▼

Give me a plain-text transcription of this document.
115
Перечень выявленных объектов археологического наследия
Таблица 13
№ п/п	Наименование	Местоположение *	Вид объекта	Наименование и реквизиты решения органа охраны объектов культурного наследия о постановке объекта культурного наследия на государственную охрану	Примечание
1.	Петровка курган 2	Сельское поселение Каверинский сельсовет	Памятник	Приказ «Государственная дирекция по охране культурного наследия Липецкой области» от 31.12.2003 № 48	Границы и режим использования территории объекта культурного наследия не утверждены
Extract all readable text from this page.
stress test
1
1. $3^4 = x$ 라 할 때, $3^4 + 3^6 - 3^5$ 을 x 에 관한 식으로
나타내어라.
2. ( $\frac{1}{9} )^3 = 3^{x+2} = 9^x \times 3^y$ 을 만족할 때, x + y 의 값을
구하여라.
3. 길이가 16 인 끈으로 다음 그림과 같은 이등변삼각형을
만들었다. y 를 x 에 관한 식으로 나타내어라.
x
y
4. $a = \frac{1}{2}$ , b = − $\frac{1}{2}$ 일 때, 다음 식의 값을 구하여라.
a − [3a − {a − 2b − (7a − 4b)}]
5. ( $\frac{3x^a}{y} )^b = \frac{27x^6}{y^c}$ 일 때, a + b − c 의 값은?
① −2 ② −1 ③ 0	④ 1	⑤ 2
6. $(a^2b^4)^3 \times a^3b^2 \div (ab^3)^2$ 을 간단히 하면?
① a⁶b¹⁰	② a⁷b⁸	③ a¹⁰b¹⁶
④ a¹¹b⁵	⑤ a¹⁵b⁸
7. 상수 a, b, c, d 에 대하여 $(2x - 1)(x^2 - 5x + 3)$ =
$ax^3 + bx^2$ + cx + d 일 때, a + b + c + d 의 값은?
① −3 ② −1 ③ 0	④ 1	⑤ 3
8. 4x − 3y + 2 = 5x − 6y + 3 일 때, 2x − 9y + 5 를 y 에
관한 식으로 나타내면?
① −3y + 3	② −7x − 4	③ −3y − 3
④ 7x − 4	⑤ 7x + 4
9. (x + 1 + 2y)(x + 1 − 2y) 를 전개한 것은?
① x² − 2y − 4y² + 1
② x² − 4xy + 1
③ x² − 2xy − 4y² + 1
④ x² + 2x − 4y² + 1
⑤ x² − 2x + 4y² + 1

▲

Given exercise:
Using the entries above, return each line that includes the word "this".

Expected answer:
Give me a plain-text transcription of this document.
Extract all readable text from this page.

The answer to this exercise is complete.